══ STORED ROWS
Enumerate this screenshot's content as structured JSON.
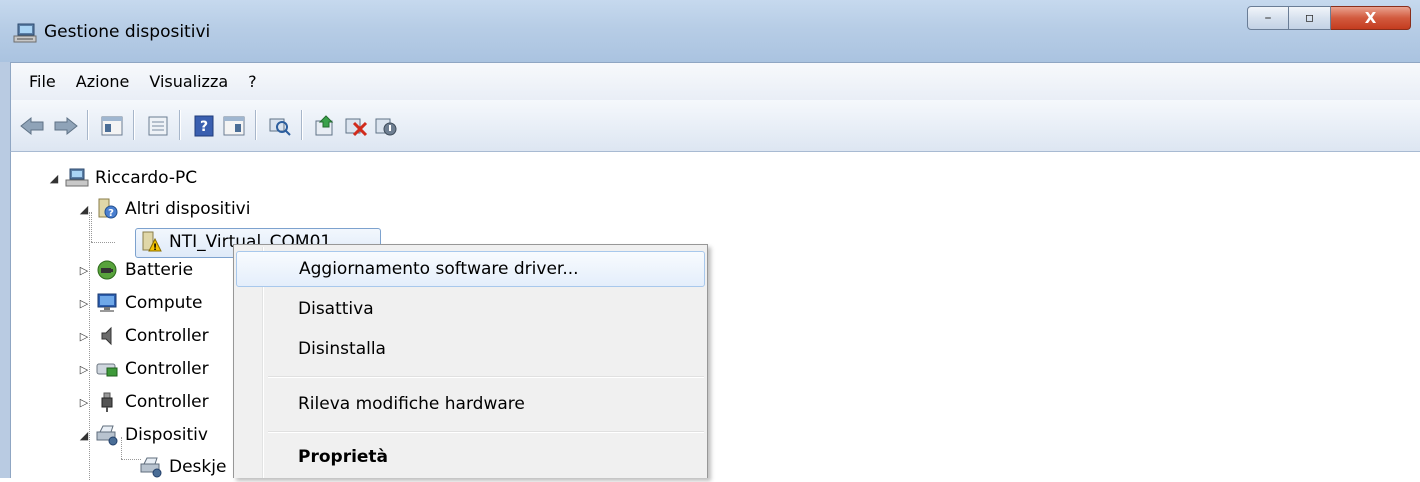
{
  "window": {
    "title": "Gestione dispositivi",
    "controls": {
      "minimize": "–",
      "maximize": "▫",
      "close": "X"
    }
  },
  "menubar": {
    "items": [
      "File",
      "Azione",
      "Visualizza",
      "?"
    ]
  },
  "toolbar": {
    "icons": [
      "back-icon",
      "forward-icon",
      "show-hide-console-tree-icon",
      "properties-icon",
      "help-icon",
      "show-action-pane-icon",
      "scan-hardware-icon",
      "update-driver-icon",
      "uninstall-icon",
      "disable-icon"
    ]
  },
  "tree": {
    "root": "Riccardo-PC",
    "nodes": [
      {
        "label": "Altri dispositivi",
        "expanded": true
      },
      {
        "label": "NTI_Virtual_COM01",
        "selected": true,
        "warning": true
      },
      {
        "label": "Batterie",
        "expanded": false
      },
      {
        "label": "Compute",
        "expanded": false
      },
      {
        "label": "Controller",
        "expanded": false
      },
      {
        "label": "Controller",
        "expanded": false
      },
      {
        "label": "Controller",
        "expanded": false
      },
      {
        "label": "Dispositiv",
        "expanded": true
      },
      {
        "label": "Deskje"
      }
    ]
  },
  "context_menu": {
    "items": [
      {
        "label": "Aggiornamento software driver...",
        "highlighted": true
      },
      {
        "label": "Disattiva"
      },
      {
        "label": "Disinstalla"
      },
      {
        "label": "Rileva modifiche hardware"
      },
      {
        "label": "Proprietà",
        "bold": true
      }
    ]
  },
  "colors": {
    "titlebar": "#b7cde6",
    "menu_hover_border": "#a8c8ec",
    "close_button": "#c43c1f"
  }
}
════
## WRITTEN PROBLEM
Transcribe the whole listing, character for character, but not its images.

## ANSWER IN FULL
Enumerate this screenshot's content as structured JSON.
{
  "window": {
    "title": "Gestione dispositivi",
    "controls": {
      "minimize": "–",
      "maximize": "▫",
      "close": "X"
    }
  },
  "menubar": {
    "items": [
      "File",
      "Azione",
      "Visualizza",
      "?"
    ]
  },
  "toolbar": {
    "icons": [
      "back-icon",
      "forward-icon",
      "show-hide-console-tree-icon",
      "properties-icon",
      "help-icon",
      "show-action-pane-icon",
      "scan-hardware-icon",
      "update-driver-icon",
      "uninstall-icon",
      "disable-icon"
    ]
  },
  "tree": {
    "root": "Riccardo-PC",
    "nodes": [
      {
        "label": "Altri dispositivi",
        "expanded": true
      },
      {
        "label": "NTI_Virtual_COM01",
        "selected": true,
        "warning": true
      },
      {
        "label": "Batterie",
        "expanded": false
      },
      {
        "label": "Compute",
        "expanded": false
      },
      {
        "label": "Controller",
        "expanded": false
      },
      {
        "label": "Controller",
        "expanded": false
      },
      {
        "label": "Controller",
        "expanded": false
      },
      {
        "label": "Dispositiv",
        "expanded": true
      },
      {
        "label": "Deskje"
      }
    ]
  },
  "context_menu": {
    "items": [
      {
        "label": "Aggiornamento software driver...",
        "highlighted": true
      },
      {
        "label": "Disattiva"
      },
      {
        "label": "Disinstalla"
      },
      {
        "label": "Rileva modifiche hardware"
      },
      {
        "label": "Proprietà",
        "bold": true
      }
    ]
  },
  "colors": {
    "titlebar": "#b7cde6",
    "menu_hover_border": "#a8c8ec",
    "close_button": "#c43c1f"
  }
}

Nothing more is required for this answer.